* **DATA EXTRACT**:
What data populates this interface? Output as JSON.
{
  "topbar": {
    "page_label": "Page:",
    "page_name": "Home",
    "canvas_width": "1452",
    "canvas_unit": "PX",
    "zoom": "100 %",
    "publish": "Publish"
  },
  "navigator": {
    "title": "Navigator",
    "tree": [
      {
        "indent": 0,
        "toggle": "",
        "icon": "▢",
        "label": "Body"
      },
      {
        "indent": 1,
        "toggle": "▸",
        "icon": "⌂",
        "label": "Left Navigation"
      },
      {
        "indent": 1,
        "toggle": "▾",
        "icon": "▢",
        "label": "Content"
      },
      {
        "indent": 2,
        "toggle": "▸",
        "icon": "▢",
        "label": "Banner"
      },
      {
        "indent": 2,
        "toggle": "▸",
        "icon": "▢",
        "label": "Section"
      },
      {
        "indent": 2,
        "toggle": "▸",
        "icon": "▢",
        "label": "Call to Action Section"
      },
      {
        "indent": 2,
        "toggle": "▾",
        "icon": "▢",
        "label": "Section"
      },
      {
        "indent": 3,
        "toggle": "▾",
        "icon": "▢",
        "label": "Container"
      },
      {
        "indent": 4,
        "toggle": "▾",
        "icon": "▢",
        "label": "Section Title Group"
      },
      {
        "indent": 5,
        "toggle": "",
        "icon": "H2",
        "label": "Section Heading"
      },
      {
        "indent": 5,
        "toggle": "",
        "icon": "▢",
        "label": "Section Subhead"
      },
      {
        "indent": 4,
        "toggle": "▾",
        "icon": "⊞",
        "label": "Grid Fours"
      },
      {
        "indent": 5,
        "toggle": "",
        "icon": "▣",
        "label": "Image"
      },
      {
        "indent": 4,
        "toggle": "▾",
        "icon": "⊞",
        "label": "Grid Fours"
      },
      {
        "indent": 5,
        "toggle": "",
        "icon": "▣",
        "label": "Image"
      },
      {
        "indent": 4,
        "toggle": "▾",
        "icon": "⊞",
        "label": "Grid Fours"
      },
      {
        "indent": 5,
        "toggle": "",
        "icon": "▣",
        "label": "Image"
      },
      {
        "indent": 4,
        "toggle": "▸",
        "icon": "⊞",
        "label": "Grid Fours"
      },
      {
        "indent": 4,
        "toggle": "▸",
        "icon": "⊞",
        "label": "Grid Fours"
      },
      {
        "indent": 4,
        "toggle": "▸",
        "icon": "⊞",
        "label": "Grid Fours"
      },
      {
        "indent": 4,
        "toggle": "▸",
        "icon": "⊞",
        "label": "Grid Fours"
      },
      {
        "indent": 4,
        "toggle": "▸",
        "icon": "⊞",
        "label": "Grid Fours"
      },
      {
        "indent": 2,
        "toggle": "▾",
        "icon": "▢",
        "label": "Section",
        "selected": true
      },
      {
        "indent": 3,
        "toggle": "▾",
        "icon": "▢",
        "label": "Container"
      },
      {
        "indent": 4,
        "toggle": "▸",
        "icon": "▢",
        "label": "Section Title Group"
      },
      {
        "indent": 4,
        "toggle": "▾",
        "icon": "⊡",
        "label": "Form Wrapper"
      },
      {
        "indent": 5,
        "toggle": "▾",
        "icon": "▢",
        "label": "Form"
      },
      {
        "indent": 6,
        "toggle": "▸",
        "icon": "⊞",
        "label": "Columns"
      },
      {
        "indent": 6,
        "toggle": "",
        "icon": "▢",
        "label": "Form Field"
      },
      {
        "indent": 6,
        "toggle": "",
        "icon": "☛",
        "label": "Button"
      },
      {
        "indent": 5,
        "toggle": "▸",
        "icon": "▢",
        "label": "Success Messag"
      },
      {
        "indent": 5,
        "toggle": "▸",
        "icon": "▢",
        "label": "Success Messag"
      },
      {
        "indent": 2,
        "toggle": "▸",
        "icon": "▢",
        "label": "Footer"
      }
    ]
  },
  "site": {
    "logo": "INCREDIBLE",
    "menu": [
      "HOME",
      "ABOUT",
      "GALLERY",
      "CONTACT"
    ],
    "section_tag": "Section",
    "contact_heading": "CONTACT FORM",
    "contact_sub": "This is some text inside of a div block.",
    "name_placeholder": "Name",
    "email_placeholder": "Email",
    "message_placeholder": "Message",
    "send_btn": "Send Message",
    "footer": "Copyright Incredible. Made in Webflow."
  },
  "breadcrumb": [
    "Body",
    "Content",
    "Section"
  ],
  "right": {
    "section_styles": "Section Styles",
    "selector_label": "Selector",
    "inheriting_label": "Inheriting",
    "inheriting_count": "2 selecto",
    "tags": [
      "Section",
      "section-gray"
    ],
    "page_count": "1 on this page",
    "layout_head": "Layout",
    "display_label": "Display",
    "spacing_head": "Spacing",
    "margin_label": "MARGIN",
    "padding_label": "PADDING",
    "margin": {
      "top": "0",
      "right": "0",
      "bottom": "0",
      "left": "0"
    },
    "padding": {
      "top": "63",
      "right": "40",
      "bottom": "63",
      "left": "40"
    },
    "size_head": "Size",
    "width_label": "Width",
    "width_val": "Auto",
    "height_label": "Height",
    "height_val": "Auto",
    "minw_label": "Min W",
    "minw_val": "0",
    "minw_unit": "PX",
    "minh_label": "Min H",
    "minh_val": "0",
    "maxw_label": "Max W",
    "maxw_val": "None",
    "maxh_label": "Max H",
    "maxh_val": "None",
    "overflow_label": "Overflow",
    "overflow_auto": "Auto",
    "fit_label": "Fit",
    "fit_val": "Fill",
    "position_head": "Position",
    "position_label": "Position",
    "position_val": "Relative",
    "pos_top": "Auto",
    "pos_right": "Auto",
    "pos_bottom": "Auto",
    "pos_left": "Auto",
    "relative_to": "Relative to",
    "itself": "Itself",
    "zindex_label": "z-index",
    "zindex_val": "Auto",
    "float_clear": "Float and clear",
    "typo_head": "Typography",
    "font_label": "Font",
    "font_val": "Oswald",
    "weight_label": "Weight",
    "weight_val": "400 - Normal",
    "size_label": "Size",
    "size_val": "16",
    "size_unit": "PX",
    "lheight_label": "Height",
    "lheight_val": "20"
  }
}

* **WHAT IS NEEDED**:
Type the whole listing again, unaltered.

* **SOLUTION TO THE EXERCISE**:
What data populates this interface? Output as JSON.
{
  "topbar": {
    "page_label": "Page:",
    "page_name": "Home",
    "canvas_width": "1452",
    "canvas_unit": "PX",
    "zoom": "100 %",
    "publish": "Publish"
  },
  "navigator": {
    "title": "Navigator",
    "tree": [
      {
        "indent": 0,
        "toggle": "",
        "icon": "▢",
        "label": "Body"
      },
      {
        "indent": 1,
        "toggle": "▸",
        "icon": "⌂",
        "label": "Left Navigation"
      },
      {
        "indent": 1,
        "toggle": "▾",
        "icon": "▢",
        "label": "Content"
      },
      {
        "indent": 2,
        "toggle": "▸",
        "icon": "▢",
        "label": "Banner"
      },
      {
        "indent": 2,
        "toggle": "▸",
        "icon": "▢",
        "label": "Section"
      },
      {
        "indent": 2,
        "toggle": "▸",
        "icon": "▢",
        "label": "Call to Action Section"
      },
      {
        "indent": 2,
        "toggle": "▾",
        "icon": "▢",
        "label": "Section"
      },
      {
        "indent": 3,
        "toggle": "▾",
        "icon": "▢",
        "label": "Container"
      },
      {
        "indent": 4,
        "toggle": "▾",
        "icon": "▢",
        "label": "Section Title Group"
      },
      {
        "indent": 5,
        "toggle": "",
        "icon": "H2",
        "label": "Section Heading"
      },
      {
        "indent": 5,
        "toggle": "",
        "icon": "▢",
        "label": "Section Subhead"
      },
      {
        "indent": 4,
        "toggle": "▾",
        "icon": "⊞",
        "label": "Grid Fours"
      },
      {
        "indent": 5,
        "toggle": "",
        "icon": "▣",
        "label": "Image"
      },
      {
        "indent": 4,
        "toggle": "▾",
        "icon": "⊞",
        "label": "Grid Fours"
      },
      {
        "indent": 5,
        "toggle": "",
        "icon": "▣",
        "label": "Image"
      },
      {
        "indent": 4,
        "toggle": "▾",
        "icon": "⊞",
        "label": "Grid Fours"
      },
      {
        "indent": 5,
        "toggle": "",
        "icon": "▣",
        "label": "Image"
      },
      {
        "indent": 4,
        "toggle": "▸",
        "icon": "⊞",
        "label": "Grid Fours"
      },
      {
        "indent": 4,
        "toggle": "▸",
        "icon": "⊞",
        "label": "Grid Fours"
      },
      {
        "indent": 4,
        "toggle": "▸",
        "icon": "⊞",
        "label": "Grid Fours"
      },
      {
        "indent": 4,
        "toggle": "▸",
        "icon": "⊞",
        "label": "Grid Fours"
      },
      {
        "indent": 4,
        "toggle": "▸",
        "icon": "⊞",
        "label": "Grid Fours"
      },
      {
        "indent": 2,
        "toggle": "▾",
        "icon": "▢",
        "label": "Section",
        "selected": true
      },
      {
        "indent": 3,
        "toggle": "▾",
        "icon": "▢",
        "label": "Container"
      },
      {
        "indent": 4,
        "toggle": "▸",
        "icon": "▢",
        "label": "Section Title Group"
      },
      {
        "indent": 4,
        "toggle": "▾",
        "icon": "⊡",
        "label": "Form Wrapper"
      },
      {
        "indent": 5,
        "toggle": "▾",
        "icon": "▢",
        "label": "Form"
      },
      {
        "indent": 6,
        "toggle": "▸",
        "icon": "⊞",
        "label": "Columns"
      },
      {
        "indent": 6,
        "toggle": "",
        "icon": "▢",
        "label": "Form Field"
      },
      {
        "indent": 6,
        "toggle": "",
        "icon": "☛",
        "label": "Button"
      },
      {
        "indent": 5,
        "toggle": "▸",
        "icon": "▢",
        "label": "Success Messag"
      },
      {
        "indent": 5,
        "toggle": "▸",
        "icon": "▢",
        "label": "Success Messag"
      },
      {
        "indent": 2,
        "toggle": "▸",
        "icon": "▢",
        "label": "Footer"
      }
    ]
  },
  "site": {
    "logo": "INCREDIBLE",
    "menu": [
      "HOME",
      "ABOUT",
      "GALLERY",
      "CONTACT"
    ],
    "section_tag": "Section",
    "contact_heading": "CONTACT FORM",
    "contact_sub": "This is some text inside of a div block.",
    "name_placeholder": "Name",
    "email_placeholder": "Email",
    "message_placeholder": "Message",
    "send_btn": "Send Message",
    "footer": "Copyright Incredible. Made in Webflow."
  },
  "breadcrumb": [
    "Body",
    "Content",
    "Section"
  ],
  "right": {
    "section_styles": "Section Styles",
    "selector_label": "Selector",
    "inheriting_label": "Inheriting",
    "inheriting_count": "2 selecto",
    "tags": [
      "Section",
      "section-gray"
    ],
    "page_count": "1 on this page",
    "layout_head": "Layout",
    "display_label": "Display",
    "spacing_head": "Spacing",
    "margin_label": "MARGIN",
    "padding_label": "PADDING",
    "margin": {
      "top": "0",
      "right": "0",
      "bottom": "0",
      "left": "0"
    },
    "padding": {
      "top": "63",
      "right": "40",
      "bottom": "63",
      "left": "40"
    },
    "size_head": "Size",
    "width_label": "Width",
    "width_val": "Auto",
    "height_label": "Height",
    "height_val": "Auto",
    "minw_label": "Min W",
    "minw_val": "0",
    "minw_unit": "PX",
    "minh_label": "Min H",
    "minh_val": "0",
    "maxw_label": "Max W",
    "maxw_val": "None",
    "maxh_label": "Max H",
    "maxh_val": "None",
    "overflow_label": "Overflow",
    "overflow_auto": "Auto",
    "fit_label": "Fit",
    "fit_val": "Fill",
    "position_head": "Position",
    "position_label": "Position",
    "position_val": "Relative",
    "pos_top": "Auto",
    "pos_right": "Auto",
    "pos_bottom": "Auto",
    "pos_left": "Auto",
    "relative_to": "Relative to",
    "itself": "Itself",
    "zindex_label": "z-index",
    "zindex_val": "Auto",
    "float_clear": "Float and clear",
    "typo_head": "Typography",
    "font_label": "Font",
    "font_val": "Oswald",
    "weight_label": "Weight",
    "weight_val": "400 - Normal",
    "size_label": "Size",
    "size_val": "16",
    "size_unit": "PX",
    "lheight_label": "Height",
    "lheight_val": "20"
  }
}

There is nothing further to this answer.